* [The data]:
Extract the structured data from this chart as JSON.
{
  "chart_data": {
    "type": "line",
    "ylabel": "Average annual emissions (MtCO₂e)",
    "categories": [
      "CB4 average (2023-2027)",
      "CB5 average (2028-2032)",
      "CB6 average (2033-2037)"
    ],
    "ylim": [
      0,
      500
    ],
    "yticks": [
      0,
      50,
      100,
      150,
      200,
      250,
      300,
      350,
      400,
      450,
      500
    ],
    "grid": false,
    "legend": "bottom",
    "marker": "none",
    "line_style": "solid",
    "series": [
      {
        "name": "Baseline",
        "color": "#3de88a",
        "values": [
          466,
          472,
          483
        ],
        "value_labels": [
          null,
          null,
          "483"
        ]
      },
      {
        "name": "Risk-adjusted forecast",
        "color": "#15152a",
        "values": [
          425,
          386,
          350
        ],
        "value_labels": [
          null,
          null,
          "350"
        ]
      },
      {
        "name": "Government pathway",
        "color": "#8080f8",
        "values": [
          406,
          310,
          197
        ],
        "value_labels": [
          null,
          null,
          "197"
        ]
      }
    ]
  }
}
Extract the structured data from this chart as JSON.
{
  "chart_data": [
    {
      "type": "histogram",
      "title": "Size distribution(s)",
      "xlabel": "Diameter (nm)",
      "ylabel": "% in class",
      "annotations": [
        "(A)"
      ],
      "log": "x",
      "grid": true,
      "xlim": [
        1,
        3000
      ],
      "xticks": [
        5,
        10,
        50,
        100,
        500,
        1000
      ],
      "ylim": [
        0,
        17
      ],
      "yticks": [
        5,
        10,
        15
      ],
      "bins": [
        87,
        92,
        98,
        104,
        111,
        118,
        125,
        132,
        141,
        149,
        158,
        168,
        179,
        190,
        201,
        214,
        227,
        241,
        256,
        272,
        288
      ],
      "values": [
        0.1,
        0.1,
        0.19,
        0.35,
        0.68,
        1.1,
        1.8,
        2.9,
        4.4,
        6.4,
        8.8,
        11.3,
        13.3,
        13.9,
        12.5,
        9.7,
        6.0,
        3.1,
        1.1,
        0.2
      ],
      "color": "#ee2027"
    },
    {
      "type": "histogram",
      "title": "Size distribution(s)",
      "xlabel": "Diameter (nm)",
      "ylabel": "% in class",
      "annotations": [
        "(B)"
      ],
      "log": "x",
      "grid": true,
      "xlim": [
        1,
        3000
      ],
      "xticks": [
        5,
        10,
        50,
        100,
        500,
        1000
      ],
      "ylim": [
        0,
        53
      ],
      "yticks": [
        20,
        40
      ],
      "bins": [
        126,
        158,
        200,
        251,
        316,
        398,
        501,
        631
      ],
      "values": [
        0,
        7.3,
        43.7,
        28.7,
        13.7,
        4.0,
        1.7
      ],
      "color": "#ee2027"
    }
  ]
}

* [Exercise task]: Extract the whole listing, character for character.

* [Result below]:
Extract the structured data from this chart as JSON.
{
  "chart_data": {
    "type": "line",
    "ylabel": "Average annual emissions (MtCO₂e)",
    "categories": [
      "CB4 average (2023-2027)",
      "CB5 average (2028-2032)",
      "CB6 average (2033-2037)"
    ],
    "ylim": [
      0,
      500
    ],
    "yticks": [
      0,
      50,
      100,
      150,
      200,
      250,
      300,
      350,
      400,
      450,
      500
    ],
    "grid": false,
    "legend": "bottom",
    "marker": "none",
    "line_style": "solid",
    "series": [
      {
        "name": "Baseline",
        "color": "#3de88a",
        "values": [
          466,
          472,
          483
        ],
        "value_labels": [
          null,
          null,
          "483"
        ]
      },
      {
        "name": "Risk-adjusted forecast",
        "color": "#15152a",
        "values": [
          425,
          386,
          350
        ],
        "value_labels": [
          null,
          null,
          "350"
        ]
      },
      {
        "name": "Government pathway",
        "color": "#8080f8",
        "values": [
          406,
          310,
          197
        ],
        "value_labels": [
          null,
          null,
          "197"
        ]
      }
    ]
  }
}
Extract the structured data from this chart as JSON.
{
  "chart_data": [
    {
      "type": "histogram",
      "title": "Size distribution(s)",
      "xlabel": "Diameter (nm)",
      "ylabel": "% in class",
      "annotations": [
        "(A)"
      ],
      "log": "x",
      "grid": true,
      "xlim": [
        1,
        3000
      ],
      "xticks": [
        5,
        10,
        50,
        100,
        500,
        1000
      ],
      "ylim": [
        0,
        17
      ],
      "yticks": [
        5,
        10,
        15
      ],
      "bins": [
        87,
        92,
        98,
        104,
        111,
        118,
        125,
        132,
        141,
        149,
        158,
        168,
        179,
        190,
        201,
        214,
        227,
        241,
        256,
        272,
        288
      ],
      "values": [
        0.1,
        0.1,
        0.19,
        0.35,
        0.68,
        1.1,
        1.8,
        2.9,
        4.4,
        6.4,
        8.8,
        11.3,
        13.3,
        13.9,
        12.5,
        9.7,
        6.0,
        3.1,
        1.1,
        0.2
      ],
      "color": "#ee2027"
    },
    {
      "type": "histogram",
      "title": "Size distribution(s)",
      "xlabel": "Diameter (nm)",
      "ylabel": "% in class",
      "annotations": [
        "(B)"
      ],
      "log": "x",
      "grid": true,
      "xlim": [
        1,
        3000
      ],
      "xticks": [
        5,
        10,
        50,
        100,
        500,
        1000
      ],
      "ylim": [
        0,
        53
      ],
      "yticks": [
        20,
        40
      ],
      "bins": [
        126,
        158,
        200,
        251,
        316,
        398,
        501,
        631
      ],
      "values": [
        0,
        7.3,
        43.7,
        28.7,
        13.7,
        4.0,
        1.7
      ],
      "color": "#ee2027"
    }
  ]
}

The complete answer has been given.